**RECORDS FOR THE EXERCISE**
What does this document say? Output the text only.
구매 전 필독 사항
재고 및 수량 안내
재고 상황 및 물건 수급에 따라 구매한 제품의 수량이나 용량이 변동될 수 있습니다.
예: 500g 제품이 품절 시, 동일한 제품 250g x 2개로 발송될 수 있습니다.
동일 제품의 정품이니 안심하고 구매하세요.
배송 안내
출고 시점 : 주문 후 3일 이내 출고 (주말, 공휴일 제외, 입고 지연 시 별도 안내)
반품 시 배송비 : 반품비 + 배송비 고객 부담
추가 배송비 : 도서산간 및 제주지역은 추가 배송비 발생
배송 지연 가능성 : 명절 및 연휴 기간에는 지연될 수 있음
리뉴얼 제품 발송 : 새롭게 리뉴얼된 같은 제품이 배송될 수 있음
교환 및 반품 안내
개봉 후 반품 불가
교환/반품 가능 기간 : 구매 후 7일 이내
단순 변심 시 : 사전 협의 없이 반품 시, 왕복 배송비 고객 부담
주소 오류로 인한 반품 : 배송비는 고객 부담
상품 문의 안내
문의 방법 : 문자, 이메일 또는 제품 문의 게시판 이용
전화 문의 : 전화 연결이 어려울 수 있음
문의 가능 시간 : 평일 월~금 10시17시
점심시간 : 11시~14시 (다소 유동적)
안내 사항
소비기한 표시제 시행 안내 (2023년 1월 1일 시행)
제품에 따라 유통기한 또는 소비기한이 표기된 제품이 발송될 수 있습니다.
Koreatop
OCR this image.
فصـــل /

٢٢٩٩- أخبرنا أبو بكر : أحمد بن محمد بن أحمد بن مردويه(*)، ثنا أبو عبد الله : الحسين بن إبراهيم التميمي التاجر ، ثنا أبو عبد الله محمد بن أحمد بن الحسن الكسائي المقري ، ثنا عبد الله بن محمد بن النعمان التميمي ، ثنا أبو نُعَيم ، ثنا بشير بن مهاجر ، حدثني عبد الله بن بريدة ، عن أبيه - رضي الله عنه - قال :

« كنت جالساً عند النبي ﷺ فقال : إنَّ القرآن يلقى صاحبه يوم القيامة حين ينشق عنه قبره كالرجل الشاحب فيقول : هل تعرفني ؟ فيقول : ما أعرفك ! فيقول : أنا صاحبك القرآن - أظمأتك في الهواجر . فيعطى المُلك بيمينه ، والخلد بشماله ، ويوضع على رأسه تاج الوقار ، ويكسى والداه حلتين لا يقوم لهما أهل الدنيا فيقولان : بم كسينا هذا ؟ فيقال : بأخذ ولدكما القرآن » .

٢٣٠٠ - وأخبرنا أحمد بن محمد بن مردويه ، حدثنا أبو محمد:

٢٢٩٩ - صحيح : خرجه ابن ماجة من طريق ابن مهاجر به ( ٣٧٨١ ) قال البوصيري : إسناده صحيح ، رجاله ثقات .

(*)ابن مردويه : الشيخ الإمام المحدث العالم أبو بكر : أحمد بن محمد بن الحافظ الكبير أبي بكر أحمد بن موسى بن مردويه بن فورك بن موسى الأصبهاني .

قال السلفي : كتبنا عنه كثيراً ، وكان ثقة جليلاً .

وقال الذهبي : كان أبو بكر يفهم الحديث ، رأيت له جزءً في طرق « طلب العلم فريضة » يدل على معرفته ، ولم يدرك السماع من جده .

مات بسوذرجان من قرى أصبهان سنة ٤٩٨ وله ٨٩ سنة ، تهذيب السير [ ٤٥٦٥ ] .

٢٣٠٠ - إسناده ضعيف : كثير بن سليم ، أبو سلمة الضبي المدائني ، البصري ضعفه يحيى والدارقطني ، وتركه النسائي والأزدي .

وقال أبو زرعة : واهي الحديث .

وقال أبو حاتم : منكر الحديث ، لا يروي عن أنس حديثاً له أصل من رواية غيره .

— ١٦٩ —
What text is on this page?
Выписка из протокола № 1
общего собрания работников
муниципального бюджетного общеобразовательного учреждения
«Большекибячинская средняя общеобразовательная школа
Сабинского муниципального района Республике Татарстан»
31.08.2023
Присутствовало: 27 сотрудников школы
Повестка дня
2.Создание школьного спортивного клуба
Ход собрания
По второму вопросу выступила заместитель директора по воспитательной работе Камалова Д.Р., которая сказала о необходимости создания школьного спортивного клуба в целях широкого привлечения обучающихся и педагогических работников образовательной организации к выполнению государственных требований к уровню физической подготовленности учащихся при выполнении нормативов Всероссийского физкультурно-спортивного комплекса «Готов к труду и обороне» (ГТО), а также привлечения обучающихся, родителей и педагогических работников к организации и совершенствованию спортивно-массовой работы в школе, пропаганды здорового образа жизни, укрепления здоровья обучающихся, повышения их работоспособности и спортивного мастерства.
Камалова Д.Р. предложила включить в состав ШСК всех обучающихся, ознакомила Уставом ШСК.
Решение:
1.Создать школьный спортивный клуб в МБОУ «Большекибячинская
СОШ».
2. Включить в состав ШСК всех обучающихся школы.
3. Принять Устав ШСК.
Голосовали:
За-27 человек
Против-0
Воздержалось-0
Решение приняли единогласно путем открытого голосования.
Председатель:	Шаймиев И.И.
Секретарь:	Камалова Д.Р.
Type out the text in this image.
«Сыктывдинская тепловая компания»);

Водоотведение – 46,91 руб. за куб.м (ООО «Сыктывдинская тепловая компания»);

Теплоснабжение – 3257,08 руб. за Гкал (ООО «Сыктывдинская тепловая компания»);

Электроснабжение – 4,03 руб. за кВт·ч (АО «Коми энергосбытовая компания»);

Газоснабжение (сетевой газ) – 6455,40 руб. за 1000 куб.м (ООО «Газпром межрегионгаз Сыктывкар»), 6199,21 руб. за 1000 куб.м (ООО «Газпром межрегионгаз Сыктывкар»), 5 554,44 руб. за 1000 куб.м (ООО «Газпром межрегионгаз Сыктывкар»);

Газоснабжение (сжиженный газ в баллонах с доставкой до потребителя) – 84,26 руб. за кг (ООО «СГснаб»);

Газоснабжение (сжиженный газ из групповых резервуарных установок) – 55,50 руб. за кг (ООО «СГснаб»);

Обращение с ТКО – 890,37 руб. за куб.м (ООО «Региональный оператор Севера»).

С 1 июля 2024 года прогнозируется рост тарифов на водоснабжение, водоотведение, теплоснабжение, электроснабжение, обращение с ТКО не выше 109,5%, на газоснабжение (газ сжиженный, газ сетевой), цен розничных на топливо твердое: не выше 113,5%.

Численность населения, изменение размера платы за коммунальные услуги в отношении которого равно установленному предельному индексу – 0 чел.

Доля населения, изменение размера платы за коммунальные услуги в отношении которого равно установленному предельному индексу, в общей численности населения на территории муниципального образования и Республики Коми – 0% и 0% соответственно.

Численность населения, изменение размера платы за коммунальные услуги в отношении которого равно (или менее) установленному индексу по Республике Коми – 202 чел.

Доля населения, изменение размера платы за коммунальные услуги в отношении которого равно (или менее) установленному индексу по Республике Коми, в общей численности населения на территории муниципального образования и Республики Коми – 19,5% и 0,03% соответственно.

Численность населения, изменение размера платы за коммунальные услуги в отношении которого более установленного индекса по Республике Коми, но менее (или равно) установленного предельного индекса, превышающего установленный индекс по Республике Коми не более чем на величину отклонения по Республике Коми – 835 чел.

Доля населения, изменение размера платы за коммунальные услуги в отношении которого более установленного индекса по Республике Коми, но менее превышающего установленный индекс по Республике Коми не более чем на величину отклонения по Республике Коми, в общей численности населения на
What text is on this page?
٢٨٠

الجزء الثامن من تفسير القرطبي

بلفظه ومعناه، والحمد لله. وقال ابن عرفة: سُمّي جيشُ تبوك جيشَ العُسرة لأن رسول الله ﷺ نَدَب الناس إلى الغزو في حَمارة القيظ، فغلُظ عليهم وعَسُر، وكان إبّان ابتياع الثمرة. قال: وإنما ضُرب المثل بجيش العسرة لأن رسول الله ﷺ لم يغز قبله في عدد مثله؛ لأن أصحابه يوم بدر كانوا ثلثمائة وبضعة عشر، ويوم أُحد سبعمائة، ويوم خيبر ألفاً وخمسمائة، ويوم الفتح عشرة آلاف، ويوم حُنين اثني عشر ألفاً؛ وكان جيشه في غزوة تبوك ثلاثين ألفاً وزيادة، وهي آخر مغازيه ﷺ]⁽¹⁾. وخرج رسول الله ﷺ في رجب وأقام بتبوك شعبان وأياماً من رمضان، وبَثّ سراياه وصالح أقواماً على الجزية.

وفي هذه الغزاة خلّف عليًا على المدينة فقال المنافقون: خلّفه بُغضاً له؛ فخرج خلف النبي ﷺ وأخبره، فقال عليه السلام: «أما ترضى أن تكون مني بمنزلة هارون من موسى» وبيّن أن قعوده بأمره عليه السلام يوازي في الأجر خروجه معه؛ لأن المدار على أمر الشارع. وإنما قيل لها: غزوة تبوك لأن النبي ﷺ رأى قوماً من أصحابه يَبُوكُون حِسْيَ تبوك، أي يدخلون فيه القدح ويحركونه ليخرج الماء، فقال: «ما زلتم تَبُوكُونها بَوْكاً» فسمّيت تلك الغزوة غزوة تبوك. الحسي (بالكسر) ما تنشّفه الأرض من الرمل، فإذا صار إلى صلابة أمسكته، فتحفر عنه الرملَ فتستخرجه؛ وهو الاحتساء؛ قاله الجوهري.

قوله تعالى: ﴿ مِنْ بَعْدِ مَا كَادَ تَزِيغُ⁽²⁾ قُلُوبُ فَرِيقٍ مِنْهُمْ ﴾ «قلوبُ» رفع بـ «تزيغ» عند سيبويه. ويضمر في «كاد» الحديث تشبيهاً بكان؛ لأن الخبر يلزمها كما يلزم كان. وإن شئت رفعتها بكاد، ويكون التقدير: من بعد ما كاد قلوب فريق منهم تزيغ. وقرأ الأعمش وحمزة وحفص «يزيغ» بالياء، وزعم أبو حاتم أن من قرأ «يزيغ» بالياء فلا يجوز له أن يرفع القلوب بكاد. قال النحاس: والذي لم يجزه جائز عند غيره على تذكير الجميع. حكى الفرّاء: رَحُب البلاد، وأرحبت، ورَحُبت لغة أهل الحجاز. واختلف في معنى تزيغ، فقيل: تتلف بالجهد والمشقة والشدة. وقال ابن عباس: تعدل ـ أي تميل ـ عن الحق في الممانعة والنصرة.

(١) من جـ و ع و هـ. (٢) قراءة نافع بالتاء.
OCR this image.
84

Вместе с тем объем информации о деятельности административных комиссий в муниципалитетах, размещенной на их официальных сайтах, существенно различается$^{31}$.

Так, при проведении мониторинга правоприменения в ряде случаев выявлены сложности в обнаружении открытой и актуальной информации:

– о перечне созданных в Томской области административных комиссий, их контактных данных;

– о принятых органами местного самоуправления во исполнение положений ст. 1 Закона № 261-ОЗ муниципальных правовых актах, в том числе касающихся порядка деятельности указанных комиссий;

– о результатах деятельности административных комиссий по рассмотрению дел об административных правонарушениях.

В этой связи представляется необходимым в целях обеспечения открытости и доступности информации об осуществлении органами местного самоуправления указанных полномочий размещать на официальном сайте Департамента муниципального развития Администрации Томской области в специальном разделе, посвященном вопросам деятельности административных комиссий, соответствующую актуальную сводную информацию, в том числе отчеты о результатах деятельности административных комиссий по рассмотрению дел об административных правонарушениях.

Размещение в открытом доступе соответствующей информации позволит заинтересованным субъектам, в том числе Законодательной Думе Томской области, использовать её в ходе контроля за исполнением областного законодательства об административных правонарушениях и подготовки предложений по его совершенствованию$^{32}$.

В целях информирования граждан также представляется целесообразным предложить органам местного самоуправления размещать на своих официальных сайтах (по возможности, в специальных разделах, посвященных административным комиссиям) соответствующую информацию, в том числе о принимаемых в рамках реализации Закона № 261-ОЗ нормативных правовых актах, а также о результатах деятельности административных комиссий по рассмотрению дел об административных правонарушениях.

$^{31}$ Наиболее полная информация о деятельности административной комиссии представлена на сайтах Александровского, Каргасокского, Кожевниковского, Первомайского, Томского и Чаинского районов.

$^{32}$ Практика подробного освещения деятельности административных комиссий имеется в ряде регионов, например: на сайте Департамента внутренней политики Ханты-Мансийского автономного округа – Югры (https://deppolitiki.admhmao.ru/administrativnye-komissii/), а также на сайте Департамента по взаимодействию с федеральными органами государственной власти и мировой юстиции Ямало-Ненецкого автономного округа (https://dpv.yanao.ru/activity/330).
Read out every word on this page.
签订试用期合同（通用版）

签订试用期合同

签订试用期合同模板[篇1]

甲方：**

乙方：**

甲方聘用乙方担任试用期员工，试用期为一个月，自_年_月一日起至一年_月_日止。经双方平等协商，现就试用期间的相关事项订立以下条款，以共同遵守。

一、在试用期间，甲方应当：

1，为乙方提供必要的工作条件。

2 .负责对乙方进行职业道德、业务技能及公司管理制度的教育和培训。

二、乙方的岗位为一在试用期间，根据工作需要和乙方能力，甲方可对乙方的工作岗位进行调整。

**SHORT PROBLEM**
Give only the number of lines in the records that contain the string "Сыктывдинская".

**FULL OUTPUT**
3